Challenge: Without altering anything, output the material below.

Data for the task:
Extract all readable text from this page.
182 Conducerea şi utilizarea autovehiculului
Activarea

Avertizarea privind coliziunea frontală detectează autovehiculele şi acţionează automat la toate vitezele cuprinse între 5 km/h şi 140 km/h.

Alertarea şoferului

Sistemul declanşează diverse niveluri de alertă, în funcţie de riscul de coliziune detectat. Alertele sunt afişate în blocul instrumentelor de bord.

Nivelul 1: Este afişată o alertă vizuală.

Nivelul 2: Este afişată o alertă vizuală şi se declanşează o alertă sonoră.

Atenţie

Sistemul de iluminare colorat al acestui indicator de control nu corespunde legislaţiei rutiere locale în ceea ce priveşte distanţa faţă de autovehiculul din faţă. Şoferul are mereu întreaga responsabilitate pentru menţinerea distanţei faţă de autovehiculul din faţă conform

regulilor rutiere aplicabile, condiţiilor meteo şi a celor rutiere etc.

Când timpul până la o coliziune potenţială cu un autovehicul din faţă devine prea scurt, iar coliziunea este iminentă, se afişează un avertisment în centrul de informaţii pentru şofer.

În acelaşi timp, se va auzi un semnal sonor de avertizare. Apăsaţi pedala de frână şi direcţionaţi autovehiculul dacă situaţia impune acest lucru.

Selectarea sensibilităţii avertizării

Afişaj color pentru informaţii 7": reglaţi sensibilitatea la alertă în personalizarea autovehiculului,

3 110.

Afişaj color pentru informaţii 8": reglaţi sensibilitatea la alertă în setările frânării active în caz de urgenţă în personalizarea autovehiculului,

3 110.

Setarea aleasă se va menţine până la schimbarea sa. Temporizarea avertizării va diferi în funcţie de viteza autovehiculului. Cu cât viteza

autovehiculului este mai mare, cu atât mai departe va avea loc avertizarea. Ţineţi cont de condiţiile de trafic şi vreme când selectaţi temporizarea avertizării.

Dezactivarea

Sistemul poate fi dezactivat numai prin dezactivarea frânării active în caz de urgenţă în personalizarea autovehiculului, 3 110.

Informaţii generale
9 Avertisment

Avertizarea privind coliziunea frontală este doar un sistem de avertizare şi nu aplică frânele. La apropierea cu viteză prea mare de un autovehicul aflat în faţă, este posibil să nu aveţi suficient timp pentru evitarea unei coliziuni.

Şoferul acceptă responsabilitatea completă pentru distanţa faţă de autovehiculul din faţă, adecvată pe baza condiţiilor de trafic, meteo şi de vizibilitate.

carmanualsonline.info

Result of the exercise:
Extract all readable text from this page.
182 Conducerea şi utilizarea autovehiculului
Activarea

Avertizarea privind coliziunea frontală detectează autovehiculele şi acţionează automat la toate vitezele cuprinse între 5 km/h şi 140 km/h.

Alertarea şoferului

Sistemul declanşează diverse niveluri de alertă, în funcţie de riscul de coliziune detectat. Alertele sunt afişate în blocul instrumentelor de bord.

Nivelul 1: Este afişată o alertă vizuală.

Nivelul 2: Este afişată o alertă vizuală şi se declanşează o alertă sonoră.

Atenţie

Sistemul de iluminare colorat al acestui indicator de control nu corespunde legislaţiei rutiere locale în ceea ce priveşte distanţa faţă de autovehiculul din faţă. Şoferul are mereu întreaga responsabilitate pentru menţinerea distanţei faţă de autovehiculul din faţă conform

regulilor rutiere aplicabile, condiţiilor meteo şi a celor rutiere etc.

Când timpul până la o coliziune potenţială cu un autovehicul din faţă devine prea scurt, iar coliziunea este iminentă, se afişează un avertisment în centrul de informaţii pentru şofer.

În acelaşi timp, se va auzi un semnal sonor de avertizare. Apăsaţi pedala de frână şi direcţionaţi autovehiculul dacă situaţia impune acest lucru.

Selectarea sensibilităţii avertizării

Afişaj color pentru informaţii 7": reglaţi sensibilitatea la alertă în personalizarea autovehiculului,

3 110.

Afişaj color pentru informaţii 8": reglaţi sensibilitatea la alertă în setările frânării active în caz de urgenţă în personalizarea autovehiculului,

3 110.

Setarea aleasă se va menţine până la schimbarea sa. Temporizarea avertizării va diferi în funcţie de viteza autovehiculului. Cu cât viteza

autovehiculului este mai mare, cu atât mai departe va avea loc avertizarea. Ţineţi cont de condiţiile de trafic şi vreme când selectaţi temporizarea avertizării.

Dezactivarea

Sistemul poate fi dezactivat numai prin dezactivarea frânării active în caz de urgenţă în personalizarea autovehiculului, 3 110.

Informaţii generale
9 Avertisment

Avertizarea privind coliziunea frontală este doar un sistem de avertizare şi nu aplică frânele. La apropierea cu viteză prea mare de un autovehicul aflat în faţă, este posibil să nu aveţi suficient timp pentru evitarea unei coliziuni.

Şoferul acceptă responsabilitatea completă pentru distanţa faţă de autovehiculul din faţă, adecvată pe baza condiţiilor de trafic, meteo şi de vizibilitate.

carmanualsonline.info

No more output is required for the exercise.